## PROBLEM DESCRIPTION:
For the listing underneath, give the count of lines containing the string "玻璃升降电机" and nothing further.

## TASK INPUT:
┌──
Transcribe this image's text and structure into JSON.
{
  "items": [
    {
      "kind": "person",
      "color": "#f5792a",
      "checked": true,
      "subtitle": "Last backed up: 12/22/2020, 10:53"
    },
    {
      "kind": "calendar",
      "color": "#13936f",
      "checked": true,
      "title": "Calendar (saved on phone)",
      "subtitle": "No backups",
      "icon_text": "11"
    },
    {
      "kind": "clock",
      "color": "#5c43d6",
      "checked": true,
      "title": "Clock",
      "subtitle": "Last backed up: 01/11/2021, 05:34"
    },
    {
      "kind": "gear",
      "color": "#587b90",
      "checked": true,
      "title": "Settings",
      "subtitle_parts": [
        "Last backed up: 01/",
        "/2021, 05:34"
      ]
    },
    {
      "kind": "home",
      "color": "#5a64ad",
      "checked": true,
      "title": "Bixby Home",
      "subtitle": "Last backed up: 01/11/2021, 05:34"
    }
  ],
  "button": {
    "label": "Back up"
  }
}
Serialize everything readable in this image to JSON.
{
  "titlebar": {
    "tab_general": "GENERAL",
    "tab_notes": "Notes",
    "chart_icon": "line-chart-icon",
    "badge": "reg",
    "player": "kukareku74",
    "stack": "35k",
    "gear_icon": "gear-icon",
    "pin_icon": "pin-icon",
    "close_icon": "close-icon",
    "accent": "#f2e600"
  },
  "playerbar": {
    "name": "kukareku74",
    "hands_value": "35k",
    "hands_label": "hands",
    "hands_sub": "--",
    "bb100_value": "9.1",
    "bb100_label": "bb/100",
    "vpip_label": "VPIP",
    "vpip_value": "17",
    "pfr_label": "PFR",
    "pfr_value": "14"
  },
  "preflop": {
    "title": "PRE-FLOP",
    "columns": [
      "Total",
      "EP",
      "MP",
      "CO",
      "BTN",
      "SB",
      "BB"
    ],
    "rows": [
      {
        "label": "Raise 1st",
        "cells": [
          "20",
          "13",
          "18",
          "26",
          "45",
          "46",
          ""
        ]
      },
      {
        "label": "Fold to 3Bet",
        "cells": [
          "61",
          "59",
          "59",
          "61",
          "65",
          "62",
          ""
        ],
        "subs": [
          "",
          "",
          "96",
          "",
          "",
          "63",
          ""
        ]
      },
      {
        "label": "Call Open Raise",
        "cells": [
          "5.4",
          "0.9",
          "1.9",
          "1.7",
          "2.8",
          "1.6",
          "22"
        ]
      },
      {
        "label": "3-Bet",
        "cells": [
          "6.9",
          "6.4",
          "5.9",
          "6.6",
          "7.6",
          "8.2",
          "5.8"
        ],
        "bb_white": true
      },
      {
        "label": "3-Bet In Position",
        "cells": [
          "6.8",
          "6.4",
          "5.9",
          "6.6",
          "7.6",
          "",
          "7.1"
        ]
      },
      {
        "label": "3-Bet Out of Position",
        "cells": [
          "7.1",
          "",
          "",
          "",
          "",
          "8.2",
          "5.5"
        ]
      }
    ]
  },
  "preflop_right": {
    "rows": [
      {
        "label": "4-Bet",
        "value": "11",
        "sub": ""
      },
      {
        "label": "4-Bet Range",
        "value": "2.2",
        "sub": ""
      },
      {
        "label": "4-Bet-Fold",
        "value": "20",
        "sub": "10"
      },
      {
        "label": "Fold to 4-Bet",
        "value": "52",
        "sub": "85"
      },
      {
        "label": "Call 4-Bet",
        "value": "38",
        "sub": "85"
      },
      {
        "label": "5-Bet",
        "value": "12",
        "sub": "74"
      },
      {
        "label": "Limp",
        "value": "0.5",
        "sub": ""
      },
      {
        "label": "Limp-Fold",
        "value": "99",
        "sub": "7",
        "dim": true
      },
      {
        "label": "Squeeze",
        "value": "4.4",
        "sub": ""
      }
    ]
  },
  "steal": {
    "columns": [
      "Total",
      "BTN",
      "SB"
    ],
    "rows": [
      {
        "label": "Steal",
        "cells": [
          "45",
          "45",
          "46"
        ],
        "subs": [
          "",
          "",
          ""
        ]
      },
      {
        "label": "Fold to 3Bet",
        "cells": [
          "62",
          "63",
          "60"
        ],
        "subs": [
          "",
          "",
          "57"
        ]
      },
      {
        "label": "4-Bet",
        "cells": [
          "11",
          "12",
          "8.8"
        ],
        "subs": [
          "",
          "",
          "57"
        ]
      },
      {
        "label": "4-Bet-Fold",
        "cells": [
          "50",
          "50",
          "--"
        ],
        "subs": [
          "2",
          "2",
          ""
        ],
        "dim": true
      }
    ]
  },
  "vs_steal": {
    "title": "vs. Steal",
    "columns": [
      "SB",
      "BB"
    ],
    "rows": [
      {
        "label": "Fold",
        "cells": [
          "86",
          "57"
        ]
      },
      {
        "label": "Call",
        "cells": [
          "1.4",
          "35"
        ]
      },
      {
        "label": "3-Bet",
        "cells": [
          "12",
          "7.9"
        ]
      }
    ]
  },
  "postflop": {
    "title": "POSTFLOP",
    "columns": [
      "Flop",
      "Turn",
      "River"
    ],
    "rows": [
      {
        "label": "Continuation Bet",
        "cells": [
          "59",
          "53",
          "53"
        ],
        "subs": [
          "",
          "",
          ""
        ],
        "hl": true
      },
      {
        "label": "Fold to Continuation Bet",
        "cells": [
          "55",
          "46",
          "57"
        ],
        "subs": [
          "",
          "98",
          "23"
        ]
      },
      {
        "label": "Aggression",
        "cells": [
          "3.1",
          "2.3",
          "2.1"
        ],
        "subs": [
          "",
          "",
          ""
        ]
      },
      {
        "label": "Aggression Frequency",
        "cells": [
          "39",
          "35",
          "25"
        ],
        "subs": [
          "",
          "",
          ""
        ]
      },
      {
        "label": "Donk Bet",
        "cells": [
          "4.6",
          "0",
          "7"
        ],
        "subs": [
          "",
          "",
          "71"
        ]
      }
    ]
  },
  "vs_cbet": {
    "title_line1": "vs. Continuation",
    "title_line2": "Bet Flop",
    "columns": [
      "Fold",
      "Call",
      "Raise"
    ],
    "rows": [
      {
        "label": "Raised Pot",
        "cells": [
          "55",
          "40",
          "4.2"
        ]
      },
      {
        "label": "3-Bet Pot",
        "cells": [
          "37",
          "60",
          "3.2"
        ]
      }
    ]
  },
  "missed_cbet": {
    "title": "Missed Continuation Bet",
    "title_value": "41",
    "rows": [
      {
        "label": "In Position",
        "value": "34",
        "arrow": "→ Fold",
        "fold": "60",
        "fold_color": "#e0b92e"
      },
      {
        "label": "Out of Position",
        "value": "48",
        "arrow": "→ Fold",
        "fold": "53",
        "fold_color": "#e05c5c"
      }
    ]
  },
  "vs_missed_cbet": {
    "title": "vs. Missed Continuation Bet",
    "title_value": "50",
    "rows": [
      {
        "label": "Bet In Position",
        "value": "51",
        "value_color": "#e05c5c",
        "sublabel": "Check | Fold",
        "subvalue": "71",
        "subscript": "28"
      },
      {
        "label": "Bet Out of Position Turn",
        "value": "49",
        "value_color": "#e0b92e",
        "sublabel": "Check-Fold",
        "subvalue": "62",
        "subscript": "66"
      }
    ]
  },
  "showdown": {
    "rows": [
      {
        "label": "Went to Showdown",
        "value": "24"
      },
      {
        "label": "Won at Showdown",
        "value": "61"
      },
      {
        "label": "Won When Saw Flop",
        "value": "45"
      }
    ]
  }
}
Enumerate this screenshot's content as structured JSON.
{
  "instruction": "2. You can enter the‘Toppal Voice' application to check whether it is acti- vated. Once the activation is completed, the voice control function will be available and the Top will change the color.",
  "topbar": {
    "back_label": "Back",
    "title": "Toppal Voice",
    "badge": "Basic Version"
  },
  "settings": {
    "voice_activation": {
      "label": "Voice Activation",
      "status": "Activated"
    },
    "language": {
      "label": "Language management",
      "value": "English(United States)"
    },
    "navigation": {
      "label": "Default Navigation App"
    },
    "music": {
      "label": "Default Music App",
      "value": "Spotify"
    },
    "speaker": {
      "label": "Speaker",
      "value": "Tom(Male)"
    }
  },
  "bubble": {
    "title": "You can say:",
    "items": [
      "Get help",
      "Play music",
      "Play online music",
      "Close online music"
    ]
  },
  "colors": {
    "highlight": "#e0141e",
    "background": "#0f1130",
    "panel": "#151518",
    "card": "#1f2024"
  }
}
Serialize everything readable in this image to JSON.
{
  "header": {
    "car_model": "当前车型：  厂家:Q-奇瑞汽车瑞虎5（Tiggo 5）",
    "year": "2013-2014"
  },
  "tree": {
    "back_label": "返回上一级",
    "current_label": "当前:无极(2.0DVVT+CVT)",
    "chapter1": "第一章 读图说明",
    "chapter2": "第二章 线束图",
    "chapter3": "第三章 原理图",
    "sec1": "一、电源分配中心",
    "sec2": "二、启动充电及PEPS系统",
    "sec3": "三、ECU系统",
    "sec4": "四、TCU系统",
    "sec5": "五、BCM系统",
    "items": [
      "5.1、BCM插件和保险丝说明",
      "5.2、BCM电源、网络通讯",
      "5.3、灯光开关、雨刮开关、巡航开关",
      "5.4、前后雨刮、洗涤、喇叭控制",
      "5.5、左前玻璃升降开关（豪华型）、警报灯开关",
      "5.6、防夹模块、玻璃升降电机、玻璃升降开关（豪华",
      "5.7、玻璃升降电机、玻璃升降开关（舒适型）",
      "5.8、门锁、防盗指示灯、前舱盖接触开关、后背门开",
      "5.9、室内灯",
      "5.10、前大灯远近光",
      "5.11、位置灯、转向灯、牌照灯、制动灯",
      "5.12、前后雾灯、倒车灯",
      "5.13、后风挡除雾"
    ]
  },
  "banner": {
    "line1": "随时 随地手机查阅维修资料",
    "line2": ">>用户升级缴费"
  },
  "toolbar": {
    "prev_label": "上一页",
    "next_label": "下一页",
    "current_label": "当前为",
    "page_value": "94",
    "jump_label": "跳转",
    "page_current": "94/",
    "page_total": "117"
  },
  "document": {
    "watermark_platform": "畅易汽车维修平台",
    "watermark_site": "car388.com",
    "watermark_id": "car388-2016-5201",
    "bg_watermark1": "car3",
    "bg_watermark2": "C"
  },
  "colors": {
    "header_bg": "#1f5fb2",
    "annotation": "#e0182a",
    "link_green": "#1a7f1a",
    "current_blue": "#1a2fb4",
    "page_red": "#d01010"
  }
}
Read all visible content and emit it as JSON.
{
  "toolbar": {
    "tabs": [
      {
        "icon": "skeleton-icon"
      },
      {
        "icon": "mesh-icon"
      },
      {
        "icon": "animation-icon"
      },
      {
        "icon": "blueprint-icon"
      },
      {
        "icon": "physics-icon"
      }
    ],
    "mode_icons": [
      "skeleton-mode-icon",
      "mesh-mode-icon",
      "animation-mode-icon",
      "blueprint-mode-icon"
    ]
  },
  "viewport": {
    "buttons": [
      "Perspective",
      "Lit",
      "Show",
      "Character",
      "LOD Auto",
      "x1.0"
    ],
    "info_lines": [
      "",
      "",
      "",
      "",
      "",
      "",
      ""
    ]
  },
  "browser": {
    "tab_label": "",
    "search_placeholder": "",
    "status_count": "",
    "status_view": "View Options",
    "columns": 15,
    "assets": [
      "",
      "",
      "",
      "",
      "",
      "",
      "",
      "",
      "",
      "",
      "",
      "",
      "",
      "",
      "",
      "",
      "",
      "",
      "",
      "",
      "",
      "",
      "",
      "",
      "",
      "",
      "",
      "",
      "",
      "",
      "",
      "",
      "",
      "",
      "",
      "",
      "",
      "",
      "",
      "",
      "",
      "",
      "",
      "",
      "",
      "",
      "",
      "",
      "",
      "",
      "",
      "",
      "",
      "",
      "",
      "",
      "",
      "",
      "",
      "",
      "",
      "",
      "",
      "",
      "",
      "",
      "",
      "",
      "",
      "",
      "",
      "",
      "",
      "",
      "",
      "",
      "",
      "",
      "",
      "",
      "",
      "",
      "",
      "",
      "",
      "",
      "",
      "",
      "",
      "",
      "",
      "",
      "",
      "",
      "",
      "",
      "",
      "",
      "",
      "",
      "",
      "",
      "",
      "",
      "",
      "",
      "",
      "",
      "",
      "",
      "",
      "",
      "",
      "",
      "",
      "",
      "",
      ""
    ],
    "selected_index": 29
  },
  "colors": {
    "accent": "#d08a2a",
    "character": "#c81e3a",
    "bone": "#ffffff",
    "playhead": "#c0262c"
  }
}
└──
## TASK RESPONSE:
2